GIVEN PROBLEM :: Reproduce every entry exactly and leave its pictures out.

LISTED ENTRIES ::

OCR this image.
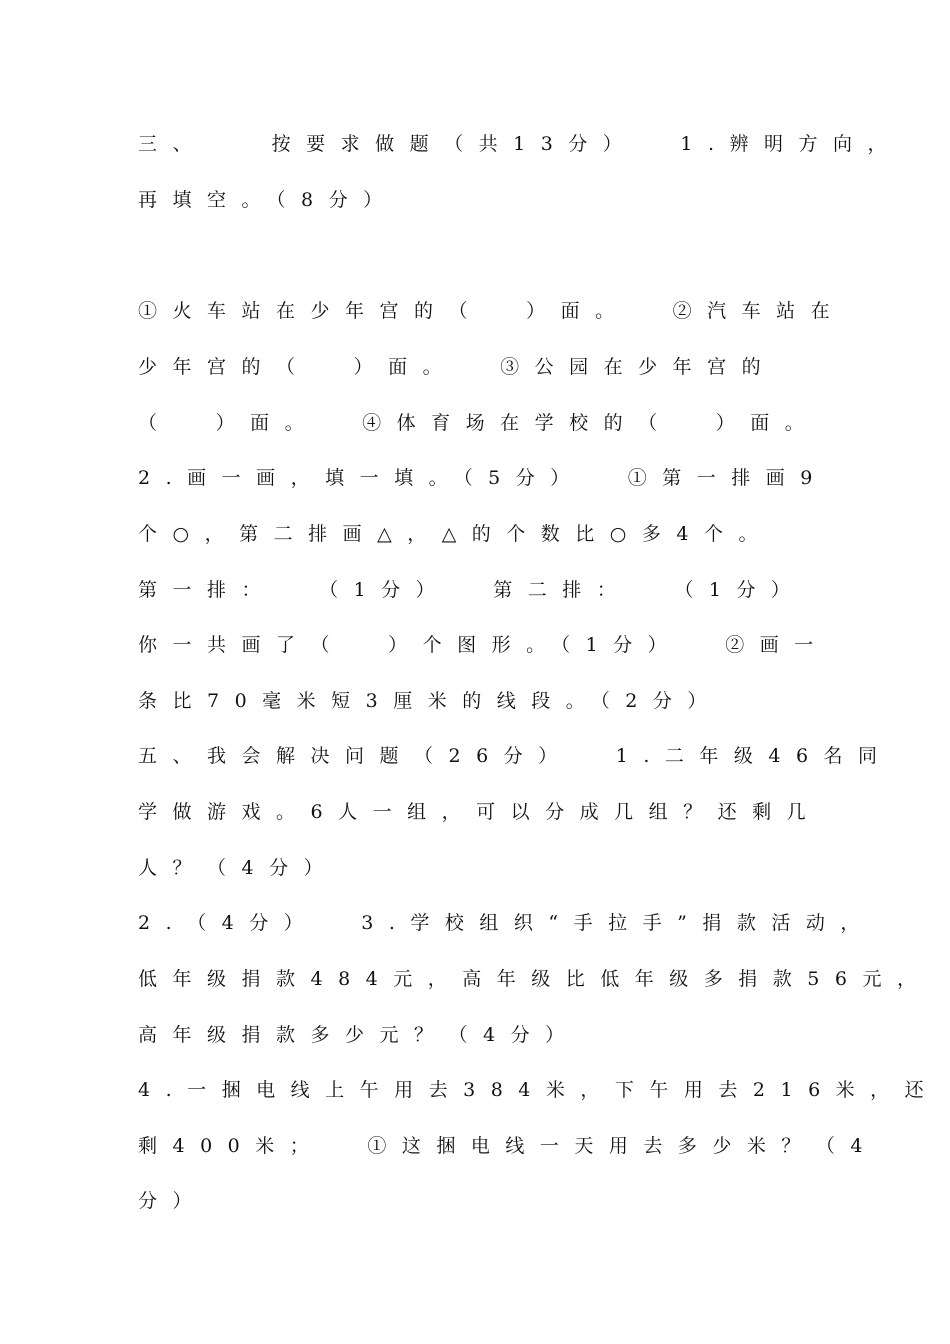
三、   按要求做题（共13分）  1.辨明方向，
再填空。（8分）
①火车站在少年宫的（  ）面。  ②汽车站在
少年宫的（  ）面。  ③公园在少年宫的
（  ）面。  ④体育场在学校的（  ）面。
2.画一画，填一填。（5分）  ①第一排画9
个○，第二排画△，△的个数比○多4个。
第一排：  （1分）  第二排：  （1分）
你一共画了（  ）个图形。（1分）  ②画一
条比70毫米短3厘米的线段。（2分）
五、我会解决问题（26分）  1.二年级46名同
学做游戏。6人一组，可以分成几组？还剩几
人？（4分）
2.（4分）  3.学校组织“手拉手”捐款活动，
低年级捐款484元，高年级比低年级多捐款56元，
高年级捐款多少元？（4分）
4.一捆电线上午用去384米，下午用去216米，还
剩400米；  ①这捆电线一天用去多少米？（4
分）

OUTPUT ::
OCR this image.
三、   按要求做题（共13分）  1.辨明方向，
再填空。（8分）
①火车站在少年宫的（  ）面。  ②汽车站在
少年宫的（  ）面。  ③公园在少年宫的
（  ）面。  ④体育场在学校的（  ）面。
2.画一画，填一填。（5分）  ①第一排画9
个○，第二排画△，△的个数比○多4个。
第一排：  （1分）  第二排：  （1分）
你一共画了（  ）个图形。（1分）  ②画一
条比70毫米短3厘米的线段。（2分）
五、我会解决问题（26分）  1.二年级46名同
学做游戏。6人一组，可以分成几组？还剩几
人？（4分）
2.（4分）  3.学校组织“手拉手”捐款活动，
低年级捐款484元，高年级比低年级多捐款56元，
高年级捐款多少元？（4分）
4.一捆电线上午用去384米，下午用去216米，还
剩400米；  ①这捆电线一天用去多少米？（4
分）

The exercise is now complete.